• Problem to solve:
Reproduce the data that follows in its entirety, character for character.
=== Provided records ===
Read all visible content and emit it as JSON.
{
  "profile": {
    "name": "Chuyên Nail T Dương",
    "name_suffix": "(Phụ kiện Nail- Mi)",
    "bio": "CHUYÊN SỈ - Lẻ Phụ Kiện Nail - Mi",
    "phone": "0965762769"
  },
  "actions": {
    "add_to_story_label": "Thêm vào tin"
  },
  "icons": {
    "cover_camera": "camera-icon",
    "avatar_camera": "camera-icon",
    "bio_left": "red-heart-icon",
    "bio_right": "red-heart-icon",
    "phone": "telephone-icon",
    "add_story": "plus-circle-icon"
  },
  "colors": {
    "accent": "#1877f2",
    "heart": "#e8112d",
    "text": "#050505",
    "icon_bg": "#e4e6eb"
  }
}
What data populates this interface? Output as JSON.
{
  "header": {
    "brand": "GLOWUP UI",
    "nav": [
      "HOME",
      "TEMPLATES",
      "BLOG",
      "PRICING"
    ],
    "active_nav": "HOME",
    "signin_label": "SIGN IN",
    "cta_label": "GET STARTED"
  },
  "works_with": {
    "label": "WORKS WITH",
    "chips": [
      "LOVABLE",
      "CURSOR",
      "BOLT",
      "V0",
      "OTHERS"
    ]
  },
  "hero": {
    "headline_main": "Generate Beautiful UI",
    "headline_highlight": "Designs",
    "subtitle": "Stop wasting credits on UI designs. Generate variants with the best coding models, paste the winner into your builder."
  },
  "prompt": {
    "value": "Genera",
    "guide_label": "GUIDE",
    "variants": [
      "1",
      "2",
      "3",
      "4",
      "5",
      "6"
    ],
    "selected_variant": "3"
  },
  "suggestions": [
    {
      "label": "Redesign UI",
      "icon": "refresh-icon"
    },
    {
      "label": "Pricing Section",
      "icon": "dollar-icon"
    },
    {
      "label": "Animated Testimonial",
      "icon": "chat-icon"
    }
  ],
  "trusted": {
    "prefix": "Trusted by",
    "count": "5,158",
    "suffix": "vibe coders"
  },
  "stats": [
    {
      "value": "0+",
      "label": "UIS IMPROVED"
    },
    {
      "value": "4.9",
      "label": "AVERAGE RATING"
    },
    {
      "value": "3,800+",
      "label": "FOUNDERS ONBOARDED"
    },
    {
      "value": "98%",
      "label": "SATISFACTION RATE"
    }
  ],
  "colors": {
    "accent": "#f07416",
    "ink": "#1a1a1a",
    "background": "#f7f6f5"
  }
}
===
• Response:
Read all visible content and emit it as JSON.
{
  "profile": {
    "name": "Chuyên Nail T Dương",
    "name_suffix": "(Phụ kiện Nail- Mi)",
    "bio": "CHUYÊN SỈ - Lẻ Phụ Kiện Nail - Mi",
    "phone": "0965762769"
  },
  "actions": {
    "add_to_story_label": "Thêm vào tin"
  },
  "icons": {
    "cover_camera": "camera-icon",
    "avatar_camera": "camera-icon",
    "bio_left": "red-heart-icon",
    "bio_right": "red-heart-icon",
    "phone": "telephone-icon",
    "add_story": "plus-circle-icon"
  },
  "colors": {
    "accent": "#1877f2",
    "heart": "#e8112d",
    "text": "#050505",
    "icon_bg": "#e4e6eb"
  }
}
What data populates this interface? Output as JSON.
{
  "header": {
    "brand": "GLOWUP UI",
    "nav": [
      "HOME",
      "TEMPLATES",
      "BLOG",
      "PRICING"
    ],
    "active_nav": "HOME",
    "signin_label": "SIGN IN",
    "cta_label": "GET STARTED"
  },
  "works_with": {
    "label": "WORKS WITH",
    "chips": [
      "LOVABLE",
      "CURSOR",
      "BOLT",
      "V0",
      "OTHERS"
    ]
  },
  "hero": {
    "headline_main": "Generate Beautiful UI",
    "headline_highlight": "Designs",
    "subtitle": "Stop wasting credits on UI designs. Generate variants with the best coding models, paste the winner into your builder."
  },
  "prompt": {
    "value": "Genera",
    "guide_label": "GUIDE",
    "variants": [
      "1",
      "2",
      "3",
      "4",
      "5",
      "6"
    ],
    "selected_variant": "3"
  },
  "suggestions": [
    {
      "label": "Redesign UI",
      "icon": "refresh-icon"
    },
    {
      "label": "Pricing Section",
      "icon": "dollar-icon"
    },
    {
      "label": "Animated Testimonial",
      "icon": "chat-icon"
    }
  ],
  "trusted": {
    "prefix": "Trusted by",
    "count": "5,158",
    "suffix": "vibe coders"
  },
  "stats": [
    {
      "value": "0+",
      "label": "UIS IMPROVED"
    },
    {
      "value": "4.9",
      "label": "AVERAGE RATING"
    },
    {
      "value": "3,800+",
      "label": "FOUNDERS ONBOARDED"
    },
    {
      "value": "98%",
      "label": "SATISFACTION RATE"
    }
  ],
  "colors": {
    "accent": "#f07416",
    "ink": "#1a1a1a",
    "background": "#f7f6f5"
  }
}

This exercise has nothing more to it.